● **SUPPLIED INFORMATION**:
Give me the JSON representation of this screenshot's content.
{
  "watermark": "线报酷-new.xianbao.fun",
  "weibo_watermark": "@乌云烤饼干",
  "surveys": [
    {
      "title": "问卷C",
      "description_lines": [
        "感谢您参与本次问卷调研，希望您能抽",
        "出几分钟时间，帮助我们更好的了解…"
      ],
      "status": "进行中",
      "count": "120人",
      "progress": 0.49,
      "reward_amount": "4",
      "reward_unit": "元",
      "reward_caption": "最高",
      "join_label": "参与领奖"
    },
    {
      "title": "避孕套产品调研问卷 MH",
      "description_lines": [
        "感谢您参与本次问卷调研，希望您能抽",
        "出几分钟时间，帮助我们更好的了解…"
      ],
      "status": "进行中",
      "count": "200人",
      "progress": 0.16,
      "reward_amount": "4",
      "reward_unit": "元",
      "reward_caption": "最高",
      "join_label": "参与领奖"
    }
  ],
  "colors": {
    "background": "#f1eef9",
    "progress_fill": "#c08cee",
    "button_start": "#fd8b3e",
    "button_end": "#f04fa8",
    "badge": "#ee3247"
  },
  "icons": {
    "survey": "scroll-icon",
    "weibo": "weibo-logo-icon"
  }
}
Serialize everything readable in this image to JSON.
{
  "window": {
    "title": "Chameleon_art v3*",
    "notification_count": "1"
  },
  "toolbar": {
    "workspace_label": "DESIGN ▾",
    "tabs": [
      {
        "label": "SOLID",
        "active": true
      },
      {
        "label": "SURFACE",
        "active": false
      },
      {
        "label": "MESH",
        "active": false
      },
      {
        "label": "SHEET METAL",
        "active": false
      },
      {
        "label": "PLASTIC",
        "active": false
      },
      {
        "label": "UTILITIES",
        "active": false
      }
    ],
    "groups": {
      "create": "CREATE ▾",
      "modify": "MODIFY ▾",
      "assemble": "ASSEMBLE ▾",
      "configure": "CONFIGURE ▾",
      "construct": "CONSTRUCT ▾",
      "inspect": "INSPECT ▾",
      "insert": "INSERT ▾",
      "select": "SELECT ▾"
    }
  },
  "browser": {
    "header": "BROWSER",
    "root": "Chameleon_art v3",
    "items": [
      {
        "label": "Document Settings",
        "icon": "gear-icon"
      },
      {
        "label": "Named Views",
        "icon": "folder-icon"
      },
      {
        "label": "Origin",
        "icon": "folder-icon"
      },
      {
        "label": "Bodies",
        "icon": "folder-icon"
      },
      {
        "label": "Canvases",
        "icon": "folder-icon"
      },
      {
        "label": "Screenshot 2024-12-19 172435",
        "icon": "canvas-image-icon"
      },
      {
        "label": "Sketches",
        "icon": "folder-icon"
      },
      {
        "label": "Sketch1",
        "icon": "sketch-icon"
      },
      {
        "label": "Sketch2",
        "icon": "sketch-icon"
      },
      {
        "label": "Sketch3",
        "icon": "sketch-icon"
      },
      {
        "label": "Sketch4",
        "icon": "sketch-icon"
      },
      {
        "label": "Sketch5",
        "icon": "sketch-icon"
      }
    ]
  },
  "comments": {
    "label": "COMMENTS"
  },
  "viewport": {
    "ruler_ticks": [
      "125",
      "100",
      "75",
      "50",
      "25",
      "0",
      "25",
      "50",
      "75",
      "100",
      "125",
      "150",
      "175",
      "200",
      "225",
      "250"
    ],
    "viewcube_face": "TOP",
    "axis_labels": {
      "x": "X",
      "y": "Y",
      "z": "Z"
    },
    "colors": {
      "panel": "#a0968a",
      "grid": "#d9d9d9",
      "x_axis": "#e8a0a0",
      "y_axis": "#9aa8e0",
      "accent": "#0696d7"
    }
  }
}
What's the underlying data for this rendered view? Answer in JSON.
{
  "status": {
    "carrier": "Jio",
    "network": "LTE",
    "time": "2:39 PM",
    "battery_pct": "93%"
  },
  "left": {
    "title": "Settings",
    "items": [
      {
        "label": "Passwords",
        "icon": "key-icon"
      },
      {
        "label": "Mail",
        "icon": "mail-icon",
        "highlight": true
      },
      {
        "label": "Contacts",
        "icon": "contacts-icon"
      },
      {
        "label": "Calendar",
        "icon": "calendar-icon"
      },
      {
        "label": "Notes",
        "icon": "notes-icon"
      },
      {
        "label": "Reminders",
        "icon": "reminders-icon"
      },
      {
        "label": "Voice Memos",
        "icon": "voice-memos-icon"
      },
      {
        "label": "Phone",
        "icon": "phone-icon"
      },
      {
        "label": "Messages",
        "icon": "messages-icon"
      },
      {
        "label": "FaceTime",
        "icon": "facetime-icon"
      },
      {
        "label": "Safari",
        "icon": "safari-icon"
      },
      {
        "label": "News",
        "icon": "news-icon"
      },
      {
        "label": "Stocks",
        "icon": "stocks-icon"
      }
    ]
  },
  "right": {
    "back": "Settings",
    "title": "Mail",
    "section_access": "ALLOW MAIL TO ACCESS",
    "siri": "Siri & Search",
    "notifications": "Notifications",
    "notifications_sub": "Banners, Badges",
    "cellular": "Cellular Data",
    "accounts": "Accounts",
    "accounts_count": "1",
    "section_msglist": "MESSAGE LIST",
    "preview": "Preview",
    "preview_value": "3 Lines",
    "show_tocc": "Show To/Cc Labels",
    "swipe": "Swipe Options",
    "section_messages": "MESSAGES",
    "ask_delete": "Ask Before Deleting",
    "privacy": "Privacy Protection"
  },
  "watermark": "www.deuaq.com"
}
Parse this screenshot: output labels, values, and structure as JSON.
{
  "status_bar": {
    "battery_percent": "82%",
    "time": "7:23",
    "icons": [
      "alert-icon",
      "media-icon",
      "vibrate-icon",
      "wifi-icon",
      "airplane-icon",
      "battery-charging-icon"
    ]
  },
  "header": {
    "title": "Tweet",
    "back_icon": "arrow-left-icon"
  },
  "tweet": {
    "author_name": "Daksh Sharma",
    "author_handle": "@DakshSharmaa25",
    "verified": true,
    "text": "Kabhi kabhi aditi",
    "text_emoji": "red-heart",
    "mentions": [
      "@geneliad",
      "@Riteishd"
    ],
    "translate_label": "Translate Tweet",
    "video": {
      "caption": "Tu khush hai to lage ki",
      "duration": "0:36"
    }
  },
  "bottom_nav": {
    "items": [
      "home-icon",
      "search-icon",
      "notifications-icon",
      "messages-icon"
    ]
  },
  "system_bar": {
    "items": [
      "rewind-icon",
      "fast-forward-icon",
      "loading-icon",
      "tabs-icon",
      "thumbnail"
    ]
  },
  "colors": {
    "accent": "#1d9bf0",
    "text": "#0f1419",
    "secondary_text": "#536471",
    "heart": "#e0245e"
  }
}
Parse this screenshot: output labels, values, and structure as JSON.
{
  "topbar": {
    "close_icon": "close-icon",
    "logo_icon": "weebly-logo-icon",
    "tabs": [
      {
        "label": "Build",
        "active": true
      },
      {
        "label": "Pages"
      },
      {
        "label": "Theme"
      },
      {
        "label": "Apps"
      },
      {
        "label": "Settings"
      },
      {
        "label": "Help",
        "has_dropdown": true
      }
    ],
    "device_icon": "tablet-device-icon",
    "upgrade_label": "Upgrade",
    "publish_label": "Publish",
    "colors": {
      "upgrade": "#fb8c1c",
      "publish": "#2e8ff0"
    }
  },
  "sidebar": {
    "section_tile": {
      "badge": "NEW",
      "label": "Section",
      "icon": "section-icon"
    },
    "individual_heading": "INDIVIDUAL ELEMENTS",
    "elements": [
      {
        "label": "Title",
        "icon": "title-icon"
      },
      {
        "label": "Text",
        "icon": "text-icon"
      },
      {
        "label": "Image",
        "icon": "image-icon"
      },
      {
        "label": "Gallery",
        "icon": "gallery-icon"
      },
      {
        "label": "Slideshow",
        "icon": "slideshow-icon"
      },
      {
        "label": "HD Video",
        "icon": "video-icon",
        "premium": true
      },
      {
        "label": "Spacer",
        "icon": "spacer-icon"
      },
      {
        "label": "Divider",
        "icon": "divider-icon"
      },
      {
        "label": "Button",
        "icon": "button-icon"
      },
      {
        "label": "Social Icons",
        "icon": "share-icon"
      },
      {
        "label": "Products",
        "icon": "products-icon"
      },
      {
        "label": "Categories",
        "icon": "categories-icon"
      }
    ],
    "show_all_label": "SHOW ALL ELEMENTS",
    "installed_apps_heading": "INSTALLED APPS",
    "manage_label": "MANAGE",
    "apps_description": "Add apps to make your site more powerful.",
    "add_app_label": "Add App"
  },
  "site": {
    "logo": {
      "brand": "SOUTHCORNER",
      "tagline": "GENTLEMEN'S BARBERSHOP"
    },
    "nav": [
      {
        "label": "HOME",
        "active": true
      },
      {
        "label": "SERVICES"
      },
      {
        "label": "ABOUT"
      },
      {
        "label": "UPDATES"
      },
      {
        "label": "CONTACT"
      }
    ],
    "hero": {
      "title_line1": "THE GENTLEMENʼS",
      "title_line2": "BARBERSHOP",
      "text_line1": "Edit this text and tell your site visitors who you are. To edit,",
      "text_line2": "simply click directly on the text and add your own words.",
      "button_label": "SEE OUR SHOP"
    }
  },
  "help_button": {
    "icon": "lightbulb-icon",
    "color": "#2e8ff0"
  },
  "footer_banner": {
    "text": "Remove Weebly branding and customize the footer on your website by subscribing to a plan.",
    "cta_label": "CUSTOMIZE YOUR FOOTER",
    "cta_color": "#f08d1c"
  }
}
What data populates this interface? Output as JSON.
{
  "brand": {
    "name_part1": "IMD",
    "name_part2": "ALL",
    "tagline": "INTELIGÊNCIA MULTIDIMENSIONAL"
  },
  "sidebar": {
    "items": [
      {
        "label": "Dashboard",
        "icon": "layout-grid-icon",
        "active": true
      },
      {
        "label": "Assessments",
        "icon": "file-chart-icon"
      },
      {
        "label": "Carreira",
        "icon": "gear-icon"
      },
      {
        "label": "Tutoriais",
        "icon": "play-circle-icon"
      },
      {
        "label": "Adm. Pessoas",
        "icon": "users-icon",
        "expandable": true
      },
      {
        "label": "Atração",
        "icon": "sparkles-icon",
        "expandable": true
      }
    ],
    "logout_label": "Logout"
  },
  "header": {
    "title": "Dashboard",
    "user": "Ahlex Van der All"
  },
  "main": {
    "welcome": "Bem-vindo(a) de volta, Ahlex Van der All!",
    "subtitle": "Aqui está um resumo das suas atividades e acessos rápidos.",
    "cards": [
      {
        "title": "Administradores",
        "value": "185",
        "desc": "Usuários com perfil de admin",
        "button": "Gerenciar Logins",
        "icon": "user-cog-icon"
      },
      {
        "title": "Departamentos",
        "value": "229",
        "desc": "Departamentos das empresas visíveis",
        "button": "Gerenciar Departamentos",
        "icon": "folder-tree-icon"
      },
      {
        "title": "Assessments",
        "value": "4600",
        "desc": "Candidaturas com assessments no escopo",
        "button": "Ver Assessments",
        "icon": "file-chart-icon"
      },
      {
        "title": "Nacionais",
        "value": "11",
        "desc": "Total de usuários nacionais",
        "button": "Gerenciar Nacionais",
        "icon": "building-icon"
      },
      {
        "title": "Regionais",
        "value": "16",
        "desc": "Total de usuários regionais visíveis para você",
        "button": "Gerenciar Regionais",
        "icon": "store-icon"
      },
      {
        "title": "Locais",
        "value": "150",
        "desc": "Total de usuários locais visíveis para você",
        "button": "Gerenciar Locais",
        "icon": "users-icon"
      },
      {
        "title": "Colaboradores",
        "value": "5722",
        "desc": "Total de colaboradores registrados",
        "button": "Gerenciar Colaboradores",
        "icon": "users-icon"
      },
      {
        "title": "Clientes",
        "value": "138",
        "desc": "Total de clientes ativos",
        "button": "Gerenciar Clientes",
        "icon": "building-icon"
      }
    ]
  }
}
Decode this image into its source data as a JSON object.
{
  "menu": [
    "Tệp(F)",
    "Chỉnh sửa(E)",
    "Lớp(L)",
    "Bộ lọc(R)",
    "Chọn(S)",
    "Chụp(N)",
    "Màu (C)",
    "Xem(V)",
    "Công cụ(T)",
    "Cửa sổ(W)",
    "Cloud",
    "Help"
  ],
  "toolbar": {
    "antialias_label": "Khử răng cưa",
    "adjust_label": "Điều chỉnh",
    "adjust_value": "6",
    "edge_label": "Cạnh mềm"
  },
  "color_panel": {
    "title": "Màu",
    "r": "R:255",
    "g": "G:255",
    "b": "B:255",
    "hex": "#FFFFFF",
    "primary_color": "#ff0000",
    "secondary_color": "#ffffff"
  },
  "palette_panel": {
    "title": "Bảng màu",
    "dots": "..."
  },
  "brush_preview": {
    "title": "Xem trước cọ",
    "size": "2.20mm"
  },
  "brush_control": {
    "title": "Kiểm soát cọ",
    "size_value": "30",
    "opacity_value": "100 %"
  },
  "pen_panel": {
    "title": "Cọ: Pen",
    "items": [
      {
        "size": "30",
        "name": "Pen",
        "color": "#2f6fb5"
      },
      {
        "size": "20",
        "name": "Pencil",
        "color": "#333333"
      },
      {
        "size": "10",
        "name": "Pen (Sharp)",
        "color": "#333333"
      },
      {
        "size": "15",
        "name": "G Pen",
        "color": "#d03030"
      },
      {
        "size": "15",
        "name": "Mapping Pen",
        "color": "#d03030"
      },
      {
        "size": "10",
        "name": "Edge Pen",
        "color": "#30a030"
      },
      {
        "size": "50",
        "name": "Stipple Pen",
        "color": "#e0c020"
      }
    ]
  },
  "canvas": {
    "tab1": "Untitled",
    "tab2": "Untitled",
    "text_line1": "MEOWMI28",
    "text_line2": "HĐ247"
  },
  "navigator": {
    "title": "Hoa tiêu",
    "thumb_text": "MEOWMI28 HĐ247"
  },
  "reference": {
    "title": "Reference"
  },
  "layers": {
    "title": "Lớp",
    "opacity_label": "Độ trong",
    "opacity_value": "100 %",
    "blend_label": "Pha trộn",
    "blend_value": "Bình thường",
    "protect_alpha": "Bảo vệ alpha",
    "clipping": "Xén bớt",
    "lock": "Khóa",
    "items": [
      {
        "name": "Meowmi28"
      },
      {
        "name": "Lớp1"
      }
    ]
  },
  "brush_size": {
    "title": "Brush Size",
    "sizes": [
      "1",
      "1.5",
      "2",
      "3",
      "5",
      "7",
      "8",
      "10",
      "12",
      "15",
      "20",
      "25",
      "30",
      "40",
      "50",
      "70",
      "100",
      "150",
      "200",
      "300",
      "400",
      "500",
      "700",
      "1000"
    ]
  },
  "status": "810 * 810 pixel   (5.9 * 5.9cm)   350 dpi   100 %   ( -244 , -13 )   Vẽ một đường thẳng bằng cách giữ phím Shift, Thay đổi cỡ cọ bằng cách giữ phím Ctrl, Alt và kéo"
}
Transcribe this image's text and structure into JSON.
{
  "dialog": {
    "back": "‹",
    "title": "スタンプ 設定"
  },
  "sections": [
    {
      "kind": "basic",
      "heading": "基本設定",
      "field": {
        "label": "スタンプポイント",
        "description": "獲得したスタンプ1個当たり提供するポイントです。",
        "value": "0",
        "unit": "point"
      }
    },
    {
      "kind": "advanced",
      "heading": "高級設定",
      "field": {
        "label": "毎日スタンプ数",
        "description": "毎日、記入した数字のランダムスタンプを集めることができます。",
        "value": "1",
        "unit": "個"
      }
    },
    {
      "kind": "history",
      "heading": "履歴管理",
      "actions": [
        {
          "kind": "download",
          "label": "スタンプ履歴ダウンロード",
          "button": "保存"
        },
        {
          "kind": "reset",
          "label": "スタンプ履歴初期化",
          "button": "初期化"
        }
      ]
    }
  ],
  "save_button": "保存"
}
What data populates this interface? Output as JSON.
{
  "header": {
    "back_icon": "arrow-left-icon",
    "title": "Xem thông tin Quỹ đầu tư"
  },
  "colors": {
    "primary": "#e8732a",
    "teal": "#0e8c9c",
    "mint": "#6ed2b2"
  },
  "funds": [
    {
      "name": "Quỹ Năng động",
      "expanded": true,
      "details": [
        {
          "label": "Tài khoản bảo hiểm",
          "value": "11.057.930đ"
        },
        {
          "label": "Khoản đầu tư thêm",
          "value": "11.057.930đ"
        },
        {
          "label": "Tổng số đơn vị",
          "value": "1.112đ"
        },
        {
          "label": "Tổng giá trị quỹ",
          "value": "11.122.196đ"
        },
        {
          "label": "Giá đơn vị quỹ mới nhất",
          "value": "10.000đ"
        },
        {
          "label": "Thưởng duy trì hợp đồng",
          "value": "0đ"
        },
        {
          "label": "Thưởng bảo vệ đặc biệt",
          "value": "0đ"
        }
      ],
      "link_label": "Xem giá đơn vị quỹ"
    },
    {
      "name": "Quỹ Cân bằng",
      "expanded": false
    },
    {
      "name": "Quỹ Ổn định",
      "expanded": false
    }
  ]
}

● **EXERCISE**:
Pick out all lines containing the string "Ahlex".

● **RESPONSE**:
    "user": "Ahlex Van der All"
    "welcome": "Bem-vindo(a) de volta, Ahlex Van der All!",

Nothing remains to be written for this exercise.